━━━ Listing
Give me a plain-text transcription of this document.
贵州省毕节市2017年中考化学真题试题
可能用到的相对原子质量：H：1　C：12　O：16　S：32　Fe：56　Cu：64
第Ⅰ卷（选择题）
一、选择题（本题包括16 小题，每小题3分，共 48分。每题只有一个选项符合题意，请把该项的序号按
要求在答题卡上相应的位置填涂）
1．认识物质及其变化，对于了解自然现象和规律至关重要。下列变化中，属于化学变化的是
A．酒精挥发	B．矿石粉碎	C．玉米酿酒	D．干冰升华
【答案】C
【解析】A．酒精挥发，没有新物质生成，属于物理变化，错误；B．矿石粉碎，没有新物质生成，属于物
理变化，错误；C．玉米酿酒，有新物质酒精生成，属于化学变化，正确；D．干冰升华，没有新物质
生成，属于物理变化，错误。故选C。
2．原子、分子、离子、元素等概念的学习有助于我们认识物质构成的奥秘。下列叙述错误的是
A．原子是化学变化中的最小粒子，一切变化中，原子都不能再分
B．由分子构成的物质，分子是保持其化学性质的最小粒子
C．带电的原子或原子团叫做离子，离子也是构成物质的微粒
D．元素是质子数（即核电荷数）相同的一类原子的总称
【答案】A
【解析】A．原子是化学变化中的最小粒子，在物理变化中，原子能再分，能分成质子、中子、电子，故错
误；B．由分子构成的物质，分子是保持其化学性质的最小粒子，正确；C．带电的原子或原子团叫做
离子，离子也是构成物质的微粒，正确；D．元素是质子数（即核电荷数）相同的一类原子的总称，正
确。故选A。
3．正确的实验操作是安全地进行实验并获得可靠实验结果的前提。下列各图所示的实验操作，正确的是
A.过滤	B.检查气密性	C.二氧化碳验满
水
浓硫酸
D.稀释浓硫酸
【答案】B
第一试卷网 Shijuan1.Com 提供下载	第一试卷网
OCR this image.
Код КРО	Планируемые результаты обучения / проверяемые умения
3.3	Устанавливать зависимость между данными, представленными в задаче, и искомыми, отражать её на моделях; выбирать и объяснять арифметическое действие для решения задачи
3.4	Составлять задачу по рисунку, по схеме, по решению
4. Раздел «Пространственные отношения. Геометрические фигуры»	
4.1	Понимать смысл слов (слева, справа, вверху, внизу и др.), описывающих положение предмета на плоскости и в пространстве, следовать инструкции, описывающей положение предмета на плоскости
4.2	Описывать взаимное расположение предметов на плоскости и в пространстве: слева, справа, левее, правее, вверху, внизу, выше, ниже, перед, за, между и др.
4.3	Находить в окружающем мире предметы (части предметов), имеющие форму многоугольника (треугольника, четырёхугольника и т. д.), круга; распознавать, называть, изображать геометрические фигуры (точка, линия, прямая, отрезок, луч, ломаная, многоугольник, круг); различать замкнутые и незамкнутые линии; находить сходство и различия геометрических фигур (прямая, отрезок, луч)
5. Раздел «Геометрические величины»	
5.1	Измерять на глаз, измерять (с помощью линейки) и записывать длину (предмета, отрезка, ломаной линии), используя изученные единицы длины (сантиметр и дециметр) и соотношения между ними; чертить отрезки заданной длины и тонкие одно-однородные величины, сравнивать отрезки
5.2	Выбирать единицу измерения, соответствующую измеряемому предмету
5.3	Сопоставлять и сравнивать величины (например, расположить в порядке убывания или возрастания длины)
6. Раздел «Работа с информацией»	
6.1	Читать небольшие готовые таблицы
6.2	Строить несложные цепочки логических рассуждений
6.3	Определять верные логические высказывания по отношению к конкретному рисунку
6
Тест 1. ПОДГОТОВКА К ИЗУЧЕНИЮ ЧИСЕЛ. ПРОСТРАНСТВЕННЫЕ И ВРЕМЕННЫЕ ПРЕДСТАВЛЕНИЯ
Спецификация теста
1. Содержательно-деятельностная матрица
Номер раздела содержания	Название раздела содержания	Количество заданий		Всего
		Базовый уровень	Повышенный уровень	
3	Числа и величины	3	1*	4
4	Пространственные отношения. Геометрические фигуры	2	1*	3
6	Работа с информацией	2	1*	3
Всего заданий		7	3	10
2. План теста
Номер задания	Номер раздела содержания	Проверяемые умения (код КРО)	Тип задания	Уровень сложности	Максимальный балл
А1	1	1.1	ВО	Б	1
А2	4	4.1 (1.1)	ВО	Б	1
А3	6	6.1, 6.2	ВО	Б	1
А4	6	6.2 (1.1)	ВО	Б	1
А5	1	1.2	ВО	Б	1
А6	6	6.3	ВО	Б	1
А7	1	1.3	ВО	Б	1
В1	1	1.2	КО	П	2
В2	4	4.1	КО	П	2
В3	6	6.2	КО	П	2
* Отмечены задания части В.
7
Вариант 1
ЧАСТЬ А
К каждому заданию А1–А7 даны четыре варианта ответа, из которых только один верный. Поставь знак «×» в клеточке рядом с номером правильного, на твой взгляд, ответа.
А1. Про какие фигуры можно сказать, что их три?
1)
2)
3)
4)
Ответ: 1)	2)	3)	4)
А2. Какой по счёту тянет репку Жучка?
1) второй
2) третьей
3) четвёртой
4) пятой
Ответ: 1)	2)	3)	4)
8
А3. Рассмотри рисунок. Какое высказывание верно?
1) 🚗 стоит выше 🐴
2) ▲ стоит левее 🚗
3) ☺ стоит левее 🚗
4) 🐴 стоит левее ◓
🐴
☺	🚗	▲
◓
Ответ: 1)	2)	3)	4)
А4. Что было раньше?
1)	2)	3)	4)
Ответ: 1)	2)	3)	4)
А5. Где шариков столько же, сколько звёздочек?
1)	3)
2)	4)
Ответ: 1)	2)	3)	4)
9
━━━━━━
*Short task*: Find the word "矿石粉碎" in the data and show each line that holds it.

*Output below*:
A．酒精挥发	B．矿石粉碎	C．玉米酿酒	D．干冰升华
【解析】A．酒精挥发，没有新物质生成，属于物理变化，错误；B．矿石粉碎，没有新物质生成，属于物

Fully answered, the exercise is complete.